* [DIRECTIONS]
Extract the lines from the one with "430, 632, 455]" to the one with "366, 91, 390]", inclusive, and copy them exactly.

[DATA FOR THE TASK start]

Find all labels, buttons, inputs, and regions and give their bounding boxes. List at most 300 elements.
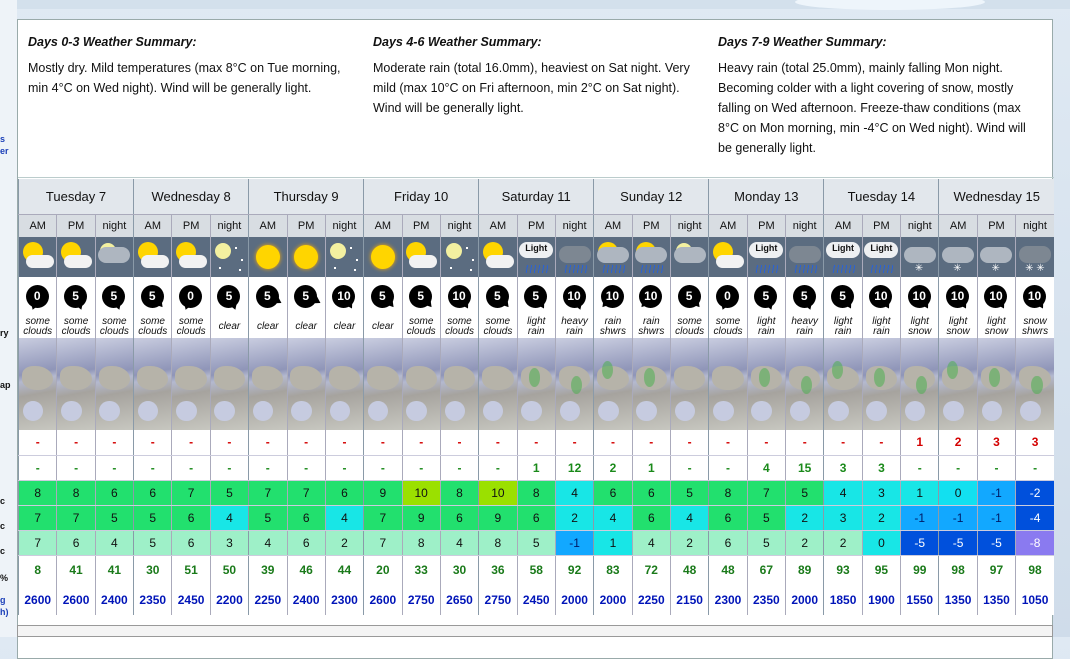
snow-value: -	[594, 430, 632, 455]
period-pm: PM	[517, 214, 555, 237]
snow-value: -	[287, 430, 325, 455]
wind-direction-icon	[981, 281, 1011, 311]
chill-temp-value: 6	[287, 530, 325, 555]
wind-speed-value: 5	[294, 285, 317, 308]
weather-icon-cell	[824, 237, 862, 277]
weather-map-thumbnail[interactable]	[786, 338, 824, 430]
star-dot	[334, 267, 336, 269]
weather-map-thumbnail[interactable]	[709, 338, 747, 430]
wind-direction-icon	[253, 281, 283, 311]
map-land-shape	[99, 366, 130, 390]
map-sea-shape	[253, 401, 274, 421]
humidity-value: 20	[364, 555, 402, 585]
freezing-level-value: 2250	[632, 585, 670, 615]
day-header: Tuesday 14	[824, 179, 939, 214]
min-temp-value: 6	[440, 505, 478, 530]
freezing-level-value: 1550	[901, 585, 939, 615]
weather-icon-cell	[210, 237, 248, 277]
map-precip-area	[916, 376, 927, 394]
weather-icon-cell	[517, 237, 555, 277]
summary-title: Days 0-3 Weather Summary:	[28, 35, 197, 49]
chill-temp-value: 6	[172, 530, 210, 555]
wind-direction-icon	[483, 281, 513, 311]
chill-temp-value: 2	[325, 530, 363, 555]
weather-summary: some clouds	[172, 315, 210, 338]
weather-icon-cell	[402, 237, 440, 277]
max-temp-value: 6	[325, 480, 363, 505]
weather-map-image	[748, 338, 785, 430]
wind-direction-icon	[713, 281, 743, 311]
map-precip-area	[1031, 376, 1042, 394]
snow-shwrs-icon	[1017, 239, 1053, 275]
weather-icon-cell	[901, 237, 939, 277]
snow-value: 2	[939, 430, 977, 455]
map-land-shape	[60, 366, 91, 390]
period-am: AM	[824, 214, 862, 237]
min-temp-value: -1	[939, 505, 977, 530]
wind-row	[19, 277, 1055, 315]
weather-map-thumbnail[interactable]	[402, 338, 440, 430]
rain-value: -	[479, 455, 517, 480]
min-temp-value: 2	[862, 505, 900, 530]
freezing-level-value: 2000	[555, 585, 593, 615]
weather-summary: clear	[249, 315, 287, 338]
weather-map-thumbnail[interactable]	[555, 338, 593, 430]
wind-speed-value: 0	[716, 285, 739, 308]
weather-map-thumbnail[interactable]	[670, 338, 708, 430]
weather-map-thumbnail[interactable]	[172, 338, 210, 430]
sun-rain-icon	[595, 239, 631, 275]
wind-cell	[670, 277, 708, 315]
weather-summary: light rain	[517, 315, 555, 338]
max-temp-value: 3	[862, 480, 900, 505]
weather-map-image	[594, 338, 631, 430]
period-pm: PM	[57, 214, 95, 237]
min-temp-row	[19, 505, 1055, 530]
humidity-value: 48	[670, 555, 708, 585]
wind-speed-value: 10	[601, 285, 624, 308]
period-am: AM	[939, 214, 977, 237]
wind-speed-value: 10	[908, 285, 931, 308]
min-temp-value: 6	[517, 505, 555, 530]
sun-cloud-icon	[403, 239, 439, 275]
map-land-shape	[367, 366, 398, 390]
chill-temp-value: 4	[632, 530, 670, 555]
freezing-level-value: 2400	[287, 585, 325, 615]
summary-row	[19, 315, 1055, 338]
max-temp-value: 10	[402, 480, 440, 505]
chill-temp-value: 2	[670, 530, 708, 555]
wind-cell	[172, 277, 210, 315]
weather-map-thumbnail[interactable]	[939, 338, 977, 430]
moon-icon	[326, 239, 362, 275]
wind-direction-icon	[866, 281, 896, 311]
map-land-shape	[674, 366, 705, 390]
rain-lines	[869, 265, 893, 273]
max-temp-value: 1	[901, 480, 939, 505]
snow-value: -	[172, 430, 210, 455]
weather-map-image	[479, 338, 516, 430]
header-cloud-graphic	[795, 0, 985, 10]
weather-map-thumbnail[interactable]	[325, 338, 363, 430]
weather-summary: clear	[325, 315, 363, 338]
weather-summary: some clouds	[57, 315, 95, 338]
min-temp-value: 9	[479, 505, 517, 530]
max-temp-value: 8	[440, 480, 478, 505]
humidity-row	[19, 555, 1055, 585]
min-temp-value: 9	[402, 505, 440, 530]
rain-value: -	[670, 455, 708, 480]
humidity-value: 48	[709, 555, 747, 585]
weather-map-thumbnail[interactable]	[364, 338, 402, 430]
weather-icons-row	[19, 237, 1055, 277]
snow-value: -	[440, 430, 478, 455]
max-temp-row	[19, 480, 1055, 505]
max-temp-value: 7	[249, 480, 287, 505]
map-land-shape	[482, 366, 513, 390]
min-temp-value: 7	[19, 505, 57, 530]
chill-temp-value: 5	[517, 530, 555, 555]
humidity-value: 95	[862, 555, 900, 585]
snow-value: -	[747, 430, 785, 455]
cloud-shape	[409, 255, 437, 268]
min-temp-value: 5	[95, 505, 133, 530]
weather-icon-cell	[709, 237, 747, 277]
wind-cell	[862, 277, 900, 315]
map-sea-shape	[445, 401, 466, 421]
max-temp-value: 6	[95, 480, 133, 505]
star-dot	[466, 247, 468, 249]
rain-value: -	[19, 455, 57, 480]
weather-map-thumbnail[interactable]	[862, 338, 900, 430]
max-temp-value: 6	[632, 480, 670, 505]
weather-map-thumbnail[interactable]	[901, 338, 939, 430]
star-dot	[470, 269, 472, 271]
map-sea-shape	[138, 401, 159, 421]
weather-map-thumbnail[interactable]	[134, 338, 172, 430]
sun-shape	[256, 245, 280, 269]
humidity-value: 98	[1016, 555, 1054, 585]
humidity-value: 89	[786, 555, 824, 585]
chill-temp-row	[19, 530, 1055, 555]
weather-summary: some clouds	[134, 315, 172, 338]
humidity-value: 30	[440, 555, 478, 585]
wind-speed-value: 10	[639, 285, 662, 308]
weather-map-image	[939, 338, 976, 430]
map-precip-area	[571, 376, 582, 394]
period-pm: PM	[287, 214, 325, 237]
freezing-level-value: 1350	[977, 585, 1015, 615]
heavy-rain-icon	[787, 239, 823, 275]
min-temp-value: 5	[249, 505, 287, 530]
wind-speed-value: 5	[371, 285, 394, 308]
weather-map-thumbnail[interactable]	[479, 338, 517, 430]
clipped-row-label: ap	[0, 380, 11, 390]
humidity-value: 41	[57, 555, 95, 585]
wind-speed-value: 5	[486, 285, 509, 308]
weather-icon-cell	[786, 237, 824, 277]
period-night: night	[210, 214, 248, 237]
wind-cell	[210, 277, 248, 315]
icon-label: Light	[870, 243, 893, 253]
weather-map-image	[863, 338, 900, 430]
wind-direction-icon	[675, 281, 705, 311]
cloud-shape	[674, 247, 706, 263]
chill-temp-value: 5	[134, 530, 172, 555]
moon-shape	[446, 243, 462, 259]
freezing-level-value: 2750	[402, 585, 440, 615]
max-temp-value: 7	[747, 480, 785, 505]
rain-value: -	[402, 455, 440, 480]
chill-temp-value: 4	[440, 530, 478, 555]
min-temp-value: 4	[210, 505, 248, 530]
map-sea-shape	[598, 401, 619, 421]
summary-title: Days 7-9 Weather Summary:	[718, 35, 887, 49]
rain-value: 3	[824, 455, 862, 480]
freezing-level-value: 1900	[862, 585, 900, 615]
clipped-row-label: g	[0, 595, 6, 605]
min-temp-value: -4	[1016, 505, 1054, 530]
map-sea-shape	[636, 401, 657, 421]
weather-map-thumbnail[interactable]	[287, 338, 325, 430]
freezing-level-value: 2200	[210, 585, 248, 615]
wind-cell	[57, 277, 95, 315]
period-pm: PM	[402, 214, 440, 237]
wind-cell	[19, 277, 57, 315]
freezing-level-value: 2750	[479, 585, 517, 615]
snowflake: ✳ ✳	[1025, 263, 1045, 274]
star-dot	[356, 259, 358, 261]
weather-map-image	[326, 338, 363, 430]
map-precip-area	[759, 368, 770, 386]
humidity-value: 46	[287, 555, 325, 585]
weather-map-thumbnail[interactable]	[517, 338, 555, 430]
weather-icon-cell	[747, 237, 785, 277]
wind-speed-value: 5	[524, 285, 547, 308]
max-temp-value: 5	[786, 480, 824, 505]
wind-cell	[95, 277, 133, 315]
cloud-shape	[179, 255, 207, 268]
weather-summary: heavy rain	[786, 315, 824, 338]
light-snow-icon	[902, 239, 938, 275]
light-rain-icon	[825, 239, 861, 275]
weather-map-thumbnail[interactable]	[1016, 338, 1054, 430]
weather-map-thumbnail[interactable]	[632, 338, 670, 430]
weather-summary: light snow	[901, 315, 939, 338]
freezing-level-value: 2300	[709, 585, 747, 615]
map-sea-shape	[675, 401, 696, 421]
day-header: Wednesday 8	[134, 179, 249, 214]
forecast-table	[18, 179, 1054, 615]
chill-temp-value: 4	[95, 530, 133, 555]
weather-map-image	[96, 338, 133, 430]
map-land-shape	[137, 366, 168, 390]
chill-temp-value: 2	[824, 530, 862, 555]
weather-icon-cell	[172, 237, 210, 277]
max-temp-value: 9	[364, 480, 402, 505]
wind-direction-icon	[176, 281, 206, 311]
rain-value: -	[249, 455, 287, 480]
map-sea-shape	[905, 401, 926, 421]
map-sea-shape	[943, 401, 964, 421]
freezing-level-value: 2000	[786, 585, 824, 615]
weather-map-thumbnail[interactable]	[747, 338, 785, 430]
snow-value: -	[709, 430, 747, 455]
wind-speed-value: 0	[26, 285, 49, 308]
moon-icon	[211, 239, 247, 275]
icon-label: Light	[525, 243, 548, 253]
snow-value: -	[555, 430, 593, 455]
weather-map-thumbnail[interactable]	[57, 338, 95, 430]
period-am: AM	[594, 214, 632, 237]
weather-map-thumbnail[interactable]	[440, 338, 478, 430]
weather-map-thumbnail[interactable]	[95, 338, 133, 430]
weather-summary: light rain	[747, 315, 785, 338]
wind-speed-value: 5	[831, 285, 854, 308]
summary-text: Mostly dry. Mild temperatures (max 8°C on Tue morning, min 4°C on Wed night). Wind will be generally light.	[28, 61, 341, 95]
star-dot	[219, 267, 221, 269]
weather-icon-cell	[19, 237, 57, 277]
period-night: night	[325, 214, 363, 237]
snow-value: -	[479, 430, 517, 455]
snow-value: 3	[1016, 430, 1054, 455]
max-temp-value: 8	[19, 480, 57, 505]
wind-speed-value: 10	[448, 285, 471, 308]
weather-map-thumbnail[interactable]	[249, 338, 287, 430]
rain-value: -	[977, 455, 1015, 480]
weather-summary: snow shwrs	[1016, 315, 1054, 338]
wind-speed-value: 10	[332, 285, 355, 308]
humidity-value: 50	[210, 555, 248, 585]
weather-summary: light snow	[939, 315, 977, 338]
day-header: Saturday 11	[479, 179, 594, 214]
wind-cell	[939, 277, 977, 315]
left-clipped-labels	[0, 0, 17, 637]
period-night: night	[901, 214, 939, 237]
star-dot	[354, 269, 356, 271]
rain-value: -	[210, 455, 248, 480]
wind-speed-value: 5	[678, 285, 701, 308]
clipped-row-label: h)	[0, 607, 9, 617]
chill-temp-value: -8	[1016, 530, 1054, 555]
rain-lines	[601, 265, 625, 273]
weather-summary: some clouds	[440, 315, 478, 338]
weather-map-image	[671, 338, 708, 430]
snow-value: 1	[901, 430, 939, 455]
cloud-shape	[26, 255, 54, 268]
wind-cell	[977, 277, 1015, 315]
cloud-shape	[635, 247, 667, 263]
wind-cell	[517, 277, 555, 315]
wind-speed-value: 5	[217, 285, 240, 308]
period-night: night	[670, 214, 708, 237]
wind-direction-icon	[291, 281, 321, 311]
map-precip-area	[874, 368, 885, 386]
chill-temp-value: 8	[479, 530, 517, 555]
moon-shape	[215, 243, 231, 259]
min-temp-value: 6	[287, 505, 325, 530]
weather-summary: light rain	[824, 315, 862, 338]
cloud-shape	[1019, 246, 1051, 263]
light-rain-icon	[748, 239, 784, 275]
min-temp-value: 7	[364, 505, 402, 530]
clipped-row-label: c	[0, 496, 6, 506]
snowflake: ✳	[914, 263, 924, 274]
snow-value: -	[862, 430, 900, 455]
max-temp-value: 6	[134, 480, 172, 505]
weather-map-image	[57, 338, 94, 430]
freezing-level-value: 2600	[364, 585, 402, 615]
chill-temp-value: 6	[709, 530, 747, 555]
rain-lines	[524, 265, 548, 273]
weather-map-image	[1016, 338, 1054, 430]
map-sea-shape	[368, 401, 389, 421]
weather-icon-cell	[939, 237, 977, 277]
humidity-value: 98	[939, 555, 977, 585]
weather-icon-cell	[287, 237, 325, 277]
wind-cell	[747, 277, 785, 315]
snow-value: -	[786, 430, 824, 455]
map-sea-shape	[483, 401, 504, 421]
wind-direction-icon	[406, 281, 436, 311]
max-temp-value: 5	[210, 480, 248, 505]
freezing-level-value: 2450	[517, 585, 555, 615]
map-land-shape	[214, 366, 245, 390]
wind-direction-icon	[23, 281, 53, 311]
map-sea-shape	[560, 401, 581, 421]
day-header: Monday 13	[709, 179, 824, 214]
rain-lines	[639, 265, 663, 273]
weather-map-thumbnail[interactable]	[824, 338, 862, 430]
wind-speed-value: 5	[793, 285, 816, 308]
star-dot	[235, 247, 237, 249]
weather-icon-cell	[670, 237, 708, 277]
sun-icon	[365, 239, 401, 275]
clipped-row-label: s	[0, 134, 6, 144]
period-pm: PM	[172, 214, 210, 237]
weather-map-thumbnail[interactable]	[19, 338, 57, 430]
star-dot	[350, 247, 352, 249]
period-am: AM	[709, 214, 747, 237]
wind-direction-icon	[905, 281, 935, 311]
wind-speed-value: 5	[102, 285, 125, 308]
weather-map-thumbnail[interactable]	[977, 338, 1015, 430]
weather-icon-cell	[594, 237, 632, 277]
chill-temp-value: -1	[555, 530, 593, 555]
chill-temp-value: 4	[249, 530, 287, 555]
rain-value: -	[939, 455, 977, 480]
rain-lines	[754, 265, 778, 273]
weather-map-thumbnail[interactable]	[594, 338, 632, 430]
period-am: AM	[249, 214, 287, 237]
sun-cloud-icon	[20, 239, 56, 275]
snow-value: 3	[977, 430, 1015, 455]
rain-value: 2	[594, 455, 632, 480]
weather-map-thumbnail[interactable]	[210, 338, 248, 430]
cloud-shape	[141, 255, 169, 268]
freezing-level-value: 2250	[249, 585, 287, 615]
sun-cloud-icon	[173, 239, 209, 275]
rain-value: -	[172, 455, 210, 480]
light-rain-icon	[518, 239, 554, 275]
map-sea-shape	[61, 401, 82, 421]
freezing-level-row	[19, 585, 1055, 615]
cloud-shape	[980, 247, 1012, 263]
snowflake: ✳	[953, 263, 962, 274]
snow-value: -	[325, 430, 363, 455]
min-temp-value: 3	[824, 505, 862, 530]
weather-map-image	[19, 338, 56, 430]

[DATA FOR THE TASK end]

* [SOLUTION TO THIS EXERCISE]
snow-value: -	[594, 430, 632, 455]
period-pm: PM	[517, 214, 555, 237]
snow-value: -	[287, 430, 325, 455]
wind-direction-icon	[981, 281, 1011, 311]
chill-temp-value: 6	[287, 530, 325, 555]
wind-speed-value: 5	[294, 285, 317, 308]
weather-icon-cell	[824, 237, 862, 277]
weather-map-thumbnail[interactable]	[786, 338, 824, 430]
star-dot	[334, 267, 336, 269]
weather-map-thumbnail[interactable]	[709, 338, 747, 430]
wind-direction-icon	[253, 281, 283, 311]
map-land-shape	[99, 366, 130, 390]
map-sea-shape	[253, 401, 274, 421]
humidity-value: 20	[364, 555, 402, 585]
freezing-level-value: 2250	[632, 585, 670, 615]
day-header: Tuesday 14	[824, 179, 939, 214]
min-temp-value: 6	[440, 505, 478, 530]
freezing-level-value: 1550	[901, 585, 939, 615]
weather-icon-cell	[210, 237, 248, 277]
map-precip-area	[916, 376, 927, 394]
weather-icon-cell	[517, 237, 555, 277]
summary-title: Days 0-3 Weather Summary:	[28, 35, 197, 49]
chill-temp-value: 6	[172, 530, 210, 555]
wind-direction-icon	[483, 281, 513, 311]
chill-temp-value: 2	[325, 530, 363, 555]
weather-summary: some clouds	[172, 315, 210, 338]
weather-icon-cell	[402, 237, 440, 277]
max-temp-value: 6	[325, 480, 363, 505]
weather-map-image	[748, 338, 785, 430]
wind-direction-icon	[713, 281, 743, 311]
map-precip-area	[1031, 376, 1042, 394]
snow-shwrs-icon	[1017, 239, 1053, 275]
weather-icon-cell	[901, 237, 939, 277]
snow-value: 2	[939, 430, 977, 455]
map-land-shape	[60, 366, 91, 390]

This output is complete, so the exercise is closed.